__WRITTEN PROBLEM__. Copy out all of the entries below word for word, leaving out the pictures.

__RECORDS SHOWN__.
····················
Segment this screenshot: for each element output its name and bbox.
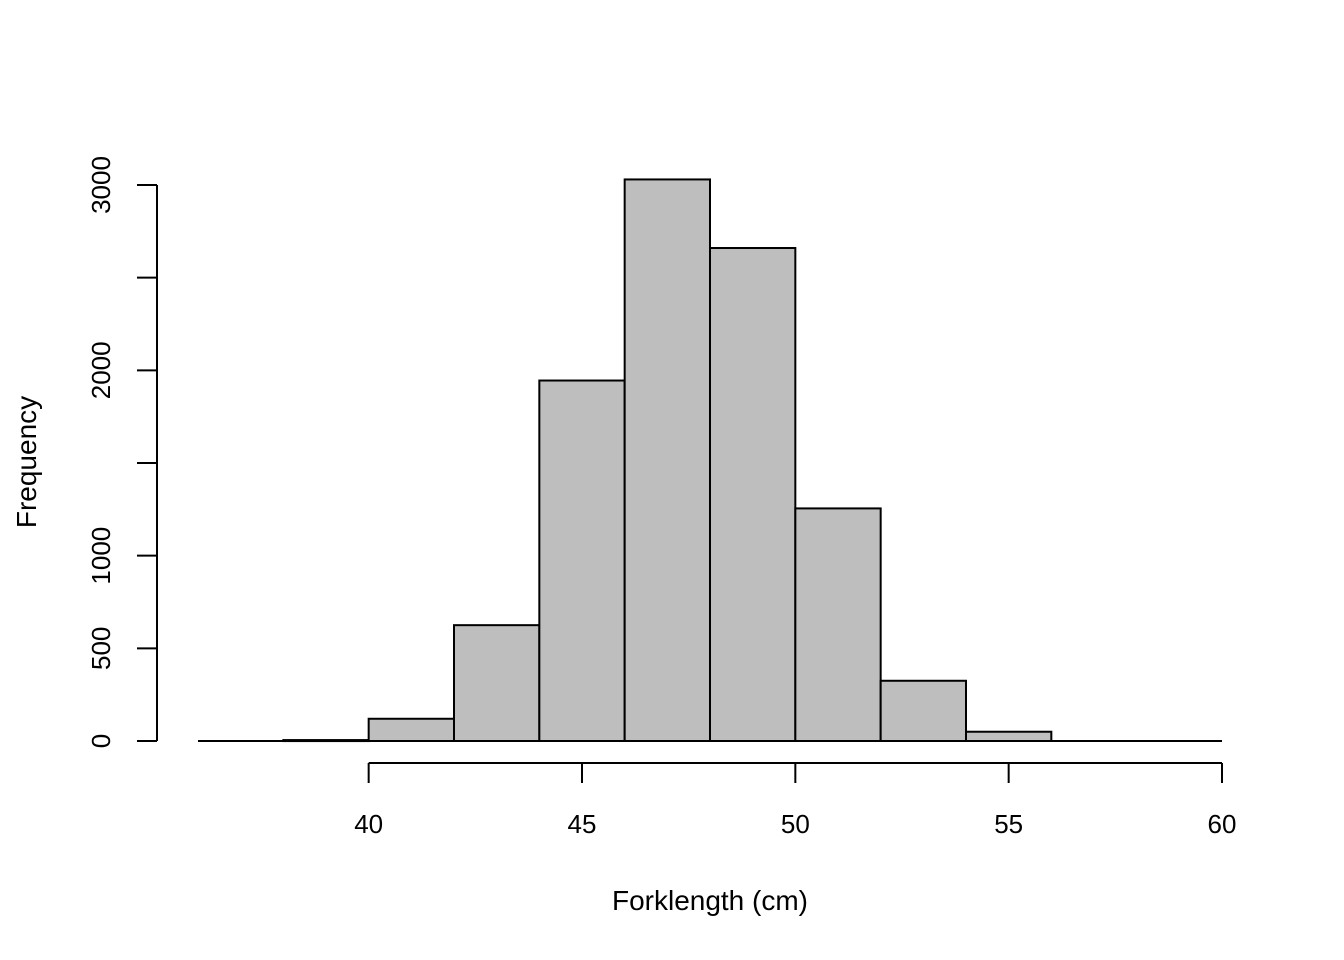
histogram-bar [538,379,626,742]
histogram-bar [879,679,968,742]
histogram-bar [623,178,712,742]
histogram-bar [453,624,541,743]
histogram-bar [794,507,882,743]
y-tick-label: 0 [86,734,116,748]
x-tick-label: 50 [781,809,810,839]
y-tick-label: 2000 [86,341,116,399]
histogram-bar [965,730,1053,743]
x-tick-label: 40 [354,809,383,839]
y-tick-label: 1000 [86,527,116,585]
y-tick-label: 500 [86,627,116,670]
y-tick-label: 3000 [86,156,116,214]
histogram-bar [709,247,797,742]
x-axis: 40 45 50 55 60 [354,762,1237,839]
y-axis: 0 500 1000 2000 3000 [86,156,158,748]
x-axis-title: Forklength (cm) [612,885,808,916]
histogram-bar [367,717,455,743]
x-tick-label: 55 [994,809,1023,839]
x-tick-label: 60 [1208,809,1237,839]
histogram-bars [282,178,1053,743]
y-axis-title: Frequency [11,396,42,528]
x-tick-label: 45 [568,809,597,839]
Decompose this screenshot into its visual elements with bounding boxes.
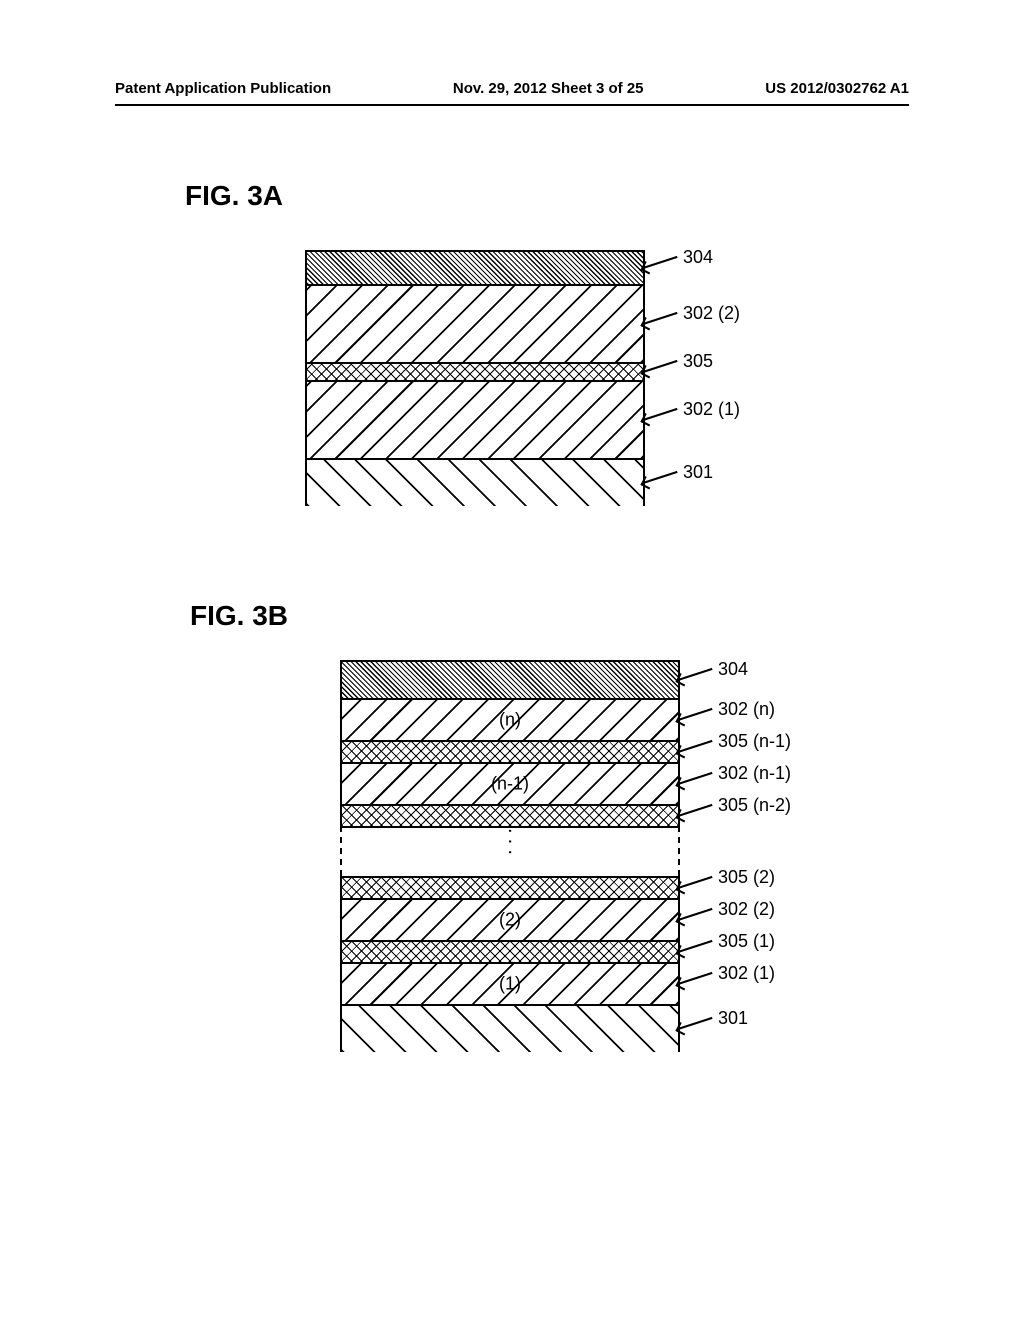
····················
__SOLUTION TO THE EXERCISE__.
Segment this screenshot: for each element output its name and bbox.
histogram-bar [538,379,626,742]
histogram-bar [879,679,968,742]
histogram-bar [623,178,712,742]
histogram-bar [453,624,541,743]
histogram-bar [794,507,882,743]
y-tick-label: 0 [86,734,116,748]
x-tick-label: 50 [781,809,810,839]
y-tick-label: 2000 [86,341,116,399]
histogram-bar [965,730,1053,743]
x-tick-label: 40 [354,809,383,839]
y-tick-label: 1000 [86,527,116,585]
y-tick-label: 500 [86,627,116,670]
y-tick-label: 3000 [86,156,116,214]
histogram-bar [709,247,797,742]
x-axis: 40 45 50 55 60 [354,762,1237,839]
y-axis: 0 500 1000 2000 3000 [86,156,158,748]
x-axis-title: Forklength (cm) [612,885,808,916]
histogram-bar [367,717,455,743]
x-tick-label: 55 [994,809,1023,839]
x-tick-label: 60 [1208,809,1237,839]
histogram-bars [282,178,1053,743]
y-axis-title: Frequency [11,396,42,528]
x-tick-label: 45 [568,809,597,839]
Decompose this screenshot into its visual elements with bounding boxes.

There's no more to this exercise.